- TEXT SHOWN:
━━━━━━━━━━━━━━━━━━━━

White tea is a special tea variety that has been used as a medical beverage for many years. White tea from eastern Fujian, China, is particularly unique not only because of the special processing the tea undergoes, but also due to its botanical characteristics. A study published in the Journal of Food Science examines the bioactive ingredients of this unique variety of white tea and their effects on cancer cells. The researchers also evaluated the antioxidant activity of white tea aqueous extract (WTAE).

White tea from eastern Fujian is harvested from a variety of tea plants and its processing program is simpler than those of other teas, lacking steps involving fermentation, roasting, or subjection to a prior withering stage. As such, white tea retains higher concentrations of polyphenol antioxidants, such as EGCG, which has been extensively studied and reported to be chemopreventive against several cancers. The researchers did find that WTAE contained high concentrations of catechins.

Apoptosis rate detection was also applied to estimate efficacy of cellular apoptotic induction by WTAE in these two cells types. Results revealed that WTAE exhibited high antioxidant activity and inhibited effectively the proliferation of Hela and BEL‐7402 cells. The half maximal inhibitory concentration (IC50) of WTAE for Hela cells (0.05 mg/mL) was lower than that for BEL‐7402 cells (0.1 mg/mL). Although WTAE induced apoptosis in both cell lines, pro‐apoptotic effects were markedly more apparent in Hela cells.

The researchers concluded that the “results of our study not only provide important information as to why white tea possesses anticancer functions but also lay the foundation for future study concerning the clinical applications of WTAE in the realm of cancer prevention.”

━━━━━━━━━━━━━━━━━━━━

- WHAT TO DO:
- 1) In the white tea text, what IC50 of WTAE is reported for Hela cells?
- 2) From the white tea text, extract the passage starting with "White tea is" and going on through "aqueous extract (WTAE).".
- 3) Name every processing step that the white tea text says eastern Fujian white tea processing lacks.
The records are taken from a separate source.

(Document layout analysis data)
━━━━━━━━━━━━━━━━━━━━

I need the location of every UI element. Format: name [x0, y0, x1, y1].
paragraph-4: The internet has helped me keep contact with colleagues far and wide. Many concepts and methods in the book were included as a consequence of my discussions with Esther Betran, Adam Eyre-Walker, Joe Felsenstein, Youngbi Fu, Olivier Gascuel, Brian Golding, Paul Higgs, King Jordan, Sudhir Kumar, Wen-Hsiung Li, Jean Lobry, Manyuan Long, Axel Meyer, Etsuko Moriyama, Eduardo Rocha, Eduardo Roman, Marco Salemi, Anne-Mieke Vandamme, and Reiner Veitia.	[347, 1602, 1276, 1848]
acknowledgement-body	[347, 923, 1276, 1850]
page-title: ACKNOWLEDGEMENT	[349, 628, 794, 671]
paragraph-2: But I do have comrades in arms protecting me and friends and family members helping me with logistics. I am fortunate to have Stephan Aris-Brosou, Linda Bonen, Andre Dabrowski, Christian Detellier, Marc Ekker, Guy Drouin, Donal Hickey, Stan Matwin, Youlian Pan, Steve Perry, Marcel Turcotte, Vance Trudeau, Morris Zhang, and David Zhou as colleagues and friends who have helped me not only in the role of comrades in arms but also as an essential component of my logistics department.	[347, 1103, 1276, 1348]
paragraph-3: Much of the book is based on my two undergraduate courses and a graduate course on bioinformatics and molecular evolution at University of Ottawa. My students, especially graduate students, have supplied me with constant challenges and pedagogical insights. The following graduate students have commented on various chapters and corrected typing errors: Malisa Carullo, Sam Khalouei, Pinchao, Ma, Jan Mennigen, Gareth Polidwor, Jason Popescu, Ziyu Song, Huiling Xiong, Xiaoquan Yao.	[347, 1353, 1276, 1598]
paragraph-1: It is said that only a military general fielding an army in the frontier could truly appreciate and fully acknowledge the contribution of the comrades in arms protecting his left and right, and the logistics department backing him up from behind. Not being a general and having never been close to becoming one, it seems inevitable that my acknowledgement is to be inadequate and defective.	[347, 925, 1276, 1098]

━━━━━━━━━━━━━━━━━━━━

- RESPONSES BY TASK:
- 1) 0.05 mg/mL

- 2)
White tea is a special tea variety that has been used as a medical beverage for many years. White tea from eastern Fujian, China, is particularly unique not only because of the special processing the tea undergoes, but also due to its botanical characteristics. A study published in the Journal of Food Science examines the bioactive ingredients of this unique variety of white tea and their effects on cancer cells. The researchers also evaluated the antioxidant activity of white tea aqueous extract (WTAE).

- 3) Fermentation, roasting, and a prior withering stage.